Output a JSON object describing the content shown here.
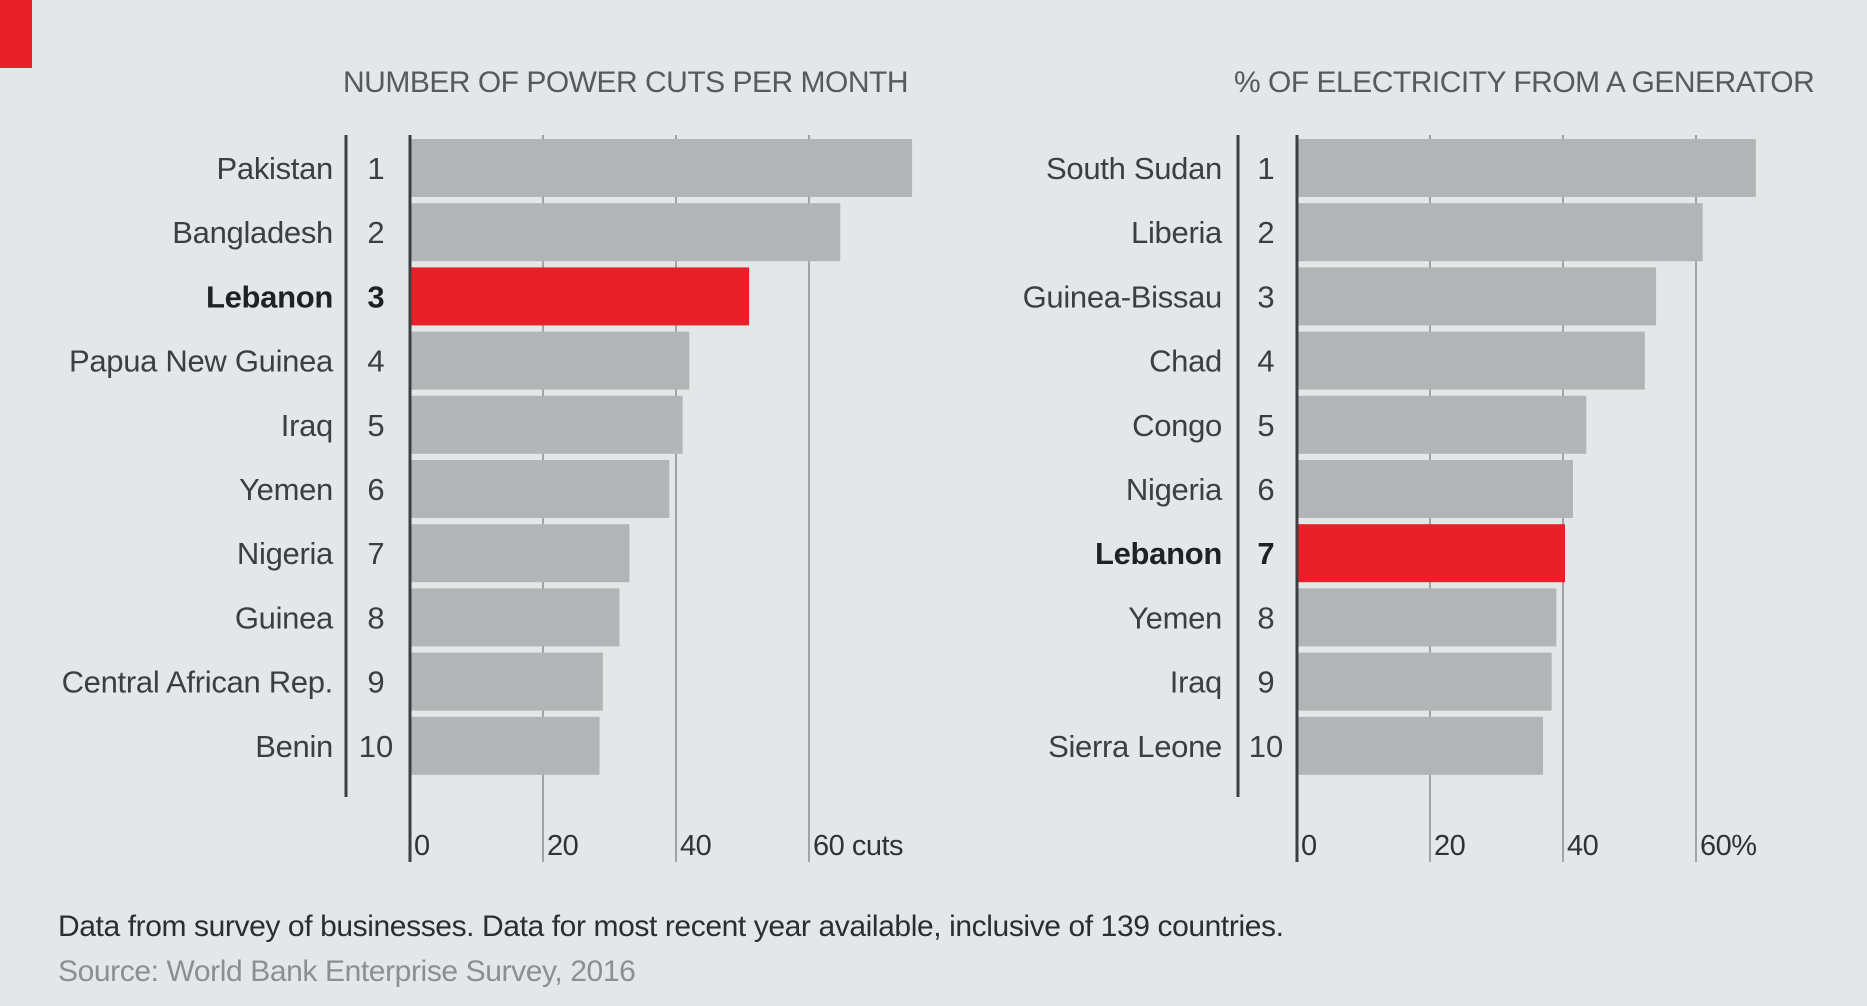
{
  "colors": {
    "background": "#e3e7e7",
    "bar": "#b2b4b5",
    "highlight": "#e8202a",
    "grid": "#9fa3a4",
    "axis": "#3b3f41"
  },
  "footer": {
    "note": "Data from survey of businesses. Data for most recent year available, inclusive of 139 countries.",
    "source": "Source: World Bank Enterprise Survey, 2016"
  },
  "chart_data": [
    {
      "type": "bar",
      "orientation": "horizontal",
      "title": "NUMBER OF POWER CUTS PER MONTH",
      "categories": [
        "Pakistan",
        "Bangladesh",
        "Lebanon",
        "Papua New Guinea",
        "Iraq",
        "Yemen",
        "Nigeria",
        "Guinea",
        "Central African Rep.",
        "Benin"
      ],
      "ranks": [
        "1",
        "2",
        "3",
        "4",
        "5",
        "6",
        "7",
        "8",
        "9",
        "10"
      ],
      "values": [
        75.5,
        64.7,
        51,
        42,
        41,
        39,
        33,
        31.5,
        29,
        28.5
      ],
      "highlight": "Lebanon",
      "xlim": [
        0,
        75
      ],
      "ticks": [
        0,
        20,
        40,
        60
      ],
      "tick_labels": [
        "0",
        "20",
        "40",
        "60 cuts"
      ]
    },
    {
      "type": "bar",
      "orientation": "horizontal",
      "title": "% OF ELECTRICITY FROM A GENERATOR",
      "categories": [
        "South Sudan",
        "Liberia",
        "Guinea-Bissau",
        "Chad",
        "Congo",
        "Nigeria",
        "Lebanon",
        "Yemen",
        "Iraq",
        "Sierra Leone"
      ],
      "ranks": [
        "1",
        "2",
        "3",
        "4",
        "5",
        "6",
        "7",
        "8",
        "9",
        "10"
      ],
      "values": [
        69,
        61,
        54,
        52.3,
        43.5,
        41.5,
        40.3,
        39,
        38.3,
        37
      ],
      "highlight": "Lebanon",
      "xlim": [
        0,
        70
      ],
      "ticks": [
        0,
        20,
        40,
        60
      ],
      "tick_labels": [
        "0",
        "20",
        "40",
        "60%"
      ]
    }
  ]
}
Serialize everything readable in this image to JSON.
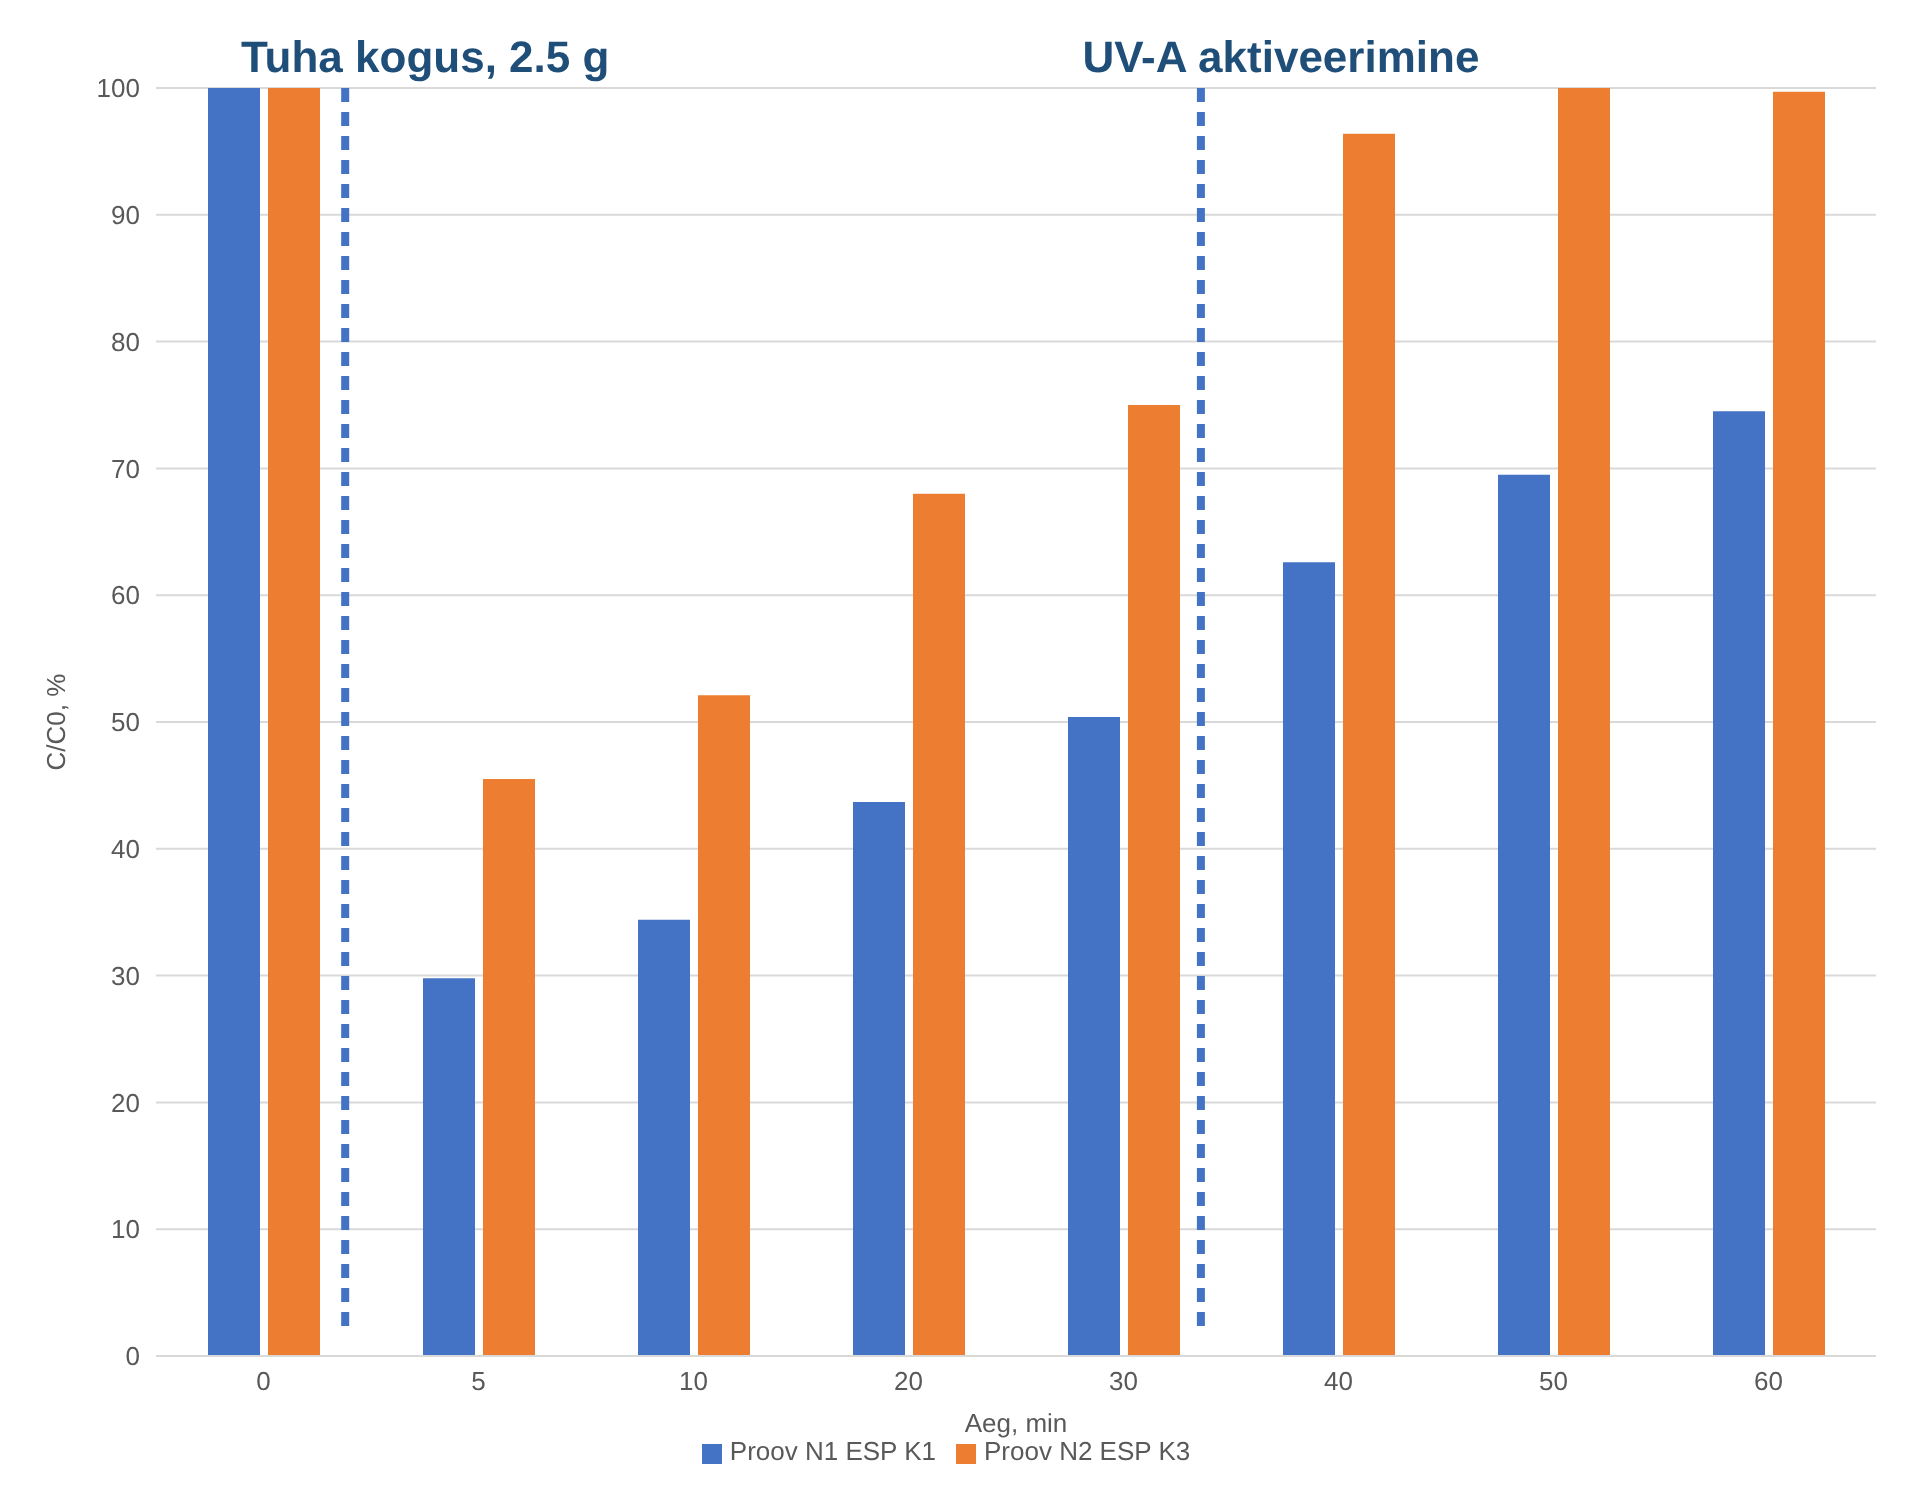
{
  "chart_data": {
    "type": "bar",
    "xlabel": "Aeg, min",
    "ylabel": "C/C0, %",
    "categories": [
      "0",
      "5",
      "10",
      "20",
      "30",
      "40",
      "50",
      "60"
    ],
    "series": [
      {
        "name": "Proov N1 ESP K1",
        "color": "#4472c4",
        "values": [
          100,
          29.8,
          34.4,
          43.7,
          50.4,
          62.6,
          69.5,
          74.5
        ]
      },
      {
        "name": "Proov N2 ESP K3",
        "color": "#ed7d31",
        "values": [
          100,
          45.5,
          52.1,
          68.0,
          75.0,
          96.4,
          100,
          99.7
        ]
      }
    ],
    "ylim": [
      0,
      100
    ],
    "yticks": [
      0,
      10,
      20,
      30,
      40,
      50,
      60,
      70,
      80,
      90,
      100
    ],
    "grid": "y",
    "legend": "bottom",
    "annotations": [
      "Tuha kogus, 2.5 g",
      "UV-A aktiveerimine"
    ]
  }
}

____

Task statement
Output the entries above exactly. Drop the pictures.

Answer to the task
Output a JSON object describing the content shown here.
{
  "colors": {
    "background": "#e3e7e7",
    "bar": "#b2b4b5",
    "highlight": "#e8202a",
    "grid": "#9fa3a4",
    "axis": "#3b3f41"
  },
  "footer": {
    "note": "Data from survey of businesses. Data for most recent year available, inclusive of 139 countries.",
    "source": "Source: World Bank Enterprise Survey, 2016"
  },
  "chart_data": [
    {
      "type": "bar",
      "orientation": "horizontal",
      "title": "NUMBER OF POWER CUTS PER MONTH",
      "categories": [
        "Pakistan",
        "Bangladesh",
        "Lebanon",
        "Papua New Guinea",
        "Iraq",
        "Yemen",
        "Nigeria",
        "Guinea",
        "Central African Rep.",
        "Benin"
      ],
      "ranks": [
        "1",
        "2",
        "3",
        "4",
        "5",
        "6",
        "7",
        "8",
        "9",
        "10"
      ],
      "values": [
        75.5,
        64.7,
        51,
        42,
        41,
        39,
        33,
        31.5,
        29,
        28.5
      ],
      "highlight": "Lebanon",
      "xlim": [
        0,
        75
      ],
      "ticks": [
        0,
        20,
        40,
        60
      ],
      "tick_labels": [
        "0",
        "20",
        "40",
        "60 cuts"
      ]
    },
    {
      "type": "bar",
      "orientation": "horizontal",
      "title": "% OF ELECTRICITY FROM A GENERATOR",
      "categories": [
        "South Sudan",
        "Liberia",
        "Guinea-Bissau",
        "Chad",
        "Congo",
        "Nigeria",
        "Lebanon",
        "Yemen",
        "Iraq",
        "Sierra Leone"
      ],
      "ranks": [
        "1",
        "2",
        "3",
        "4",
        "5",
        "6",
        "7",
        "8",
        "9",
        "10"
      ],
      "values": [
        69,
        61,
        54,
        52.3,
        43.5,
        41.5,
        40.3,
        39,
        38.3,
        37
      ],
      "highlight": "Lebanon",
      "xlim": [
        0,
        70
      ],
      "ticks": [
        0,
        20,
        40,
        60
      ],
      "tick_labels": [
        "0",
        "20",
        "40",
        "60%"
      ]
    }
  ]
}
Serialize everything readable in this image to JSON.
{
  "chart_data": {
    "type": "bar",
    "xlabel": "Aeg, min",
    "ylabel": "C/C0, %",
    "categories": [
      "0",
      "5",
      "10",
      "20",
      "30",
      "40",
      "50",
      "60"
    ],
    "series": [
      {
        "name": "Proov N1 ESP K1",
        "color": "#4472c4",
        "values": [
          100,
          29.8,
          34.4,
          43.7,
          50.4,
          62.6,
          69.5,
          74.5
        ]
      },
      {
        "name": "Proov N2 ESP K3",
        "color": "#ed7d31",
        "values": [
          100,
          45.5,
          52.1,
          68.0,
          75.0,
          96.4,
          100,
          99.7
        ]
      }
    ],
    "ylim": [
      0,
      100
    ],
    "yticks": [
      0,
      10,
      20,
      30,
      40,
      50,
      60,
      70,
      80,
      90,
      100
    ],
    "grid": "y",
    "legend": "bottom",
    "annotations": [
      "Tuha kogus, 2.5 g",
      "UV-A aktiveerimine"
    ]
  }
}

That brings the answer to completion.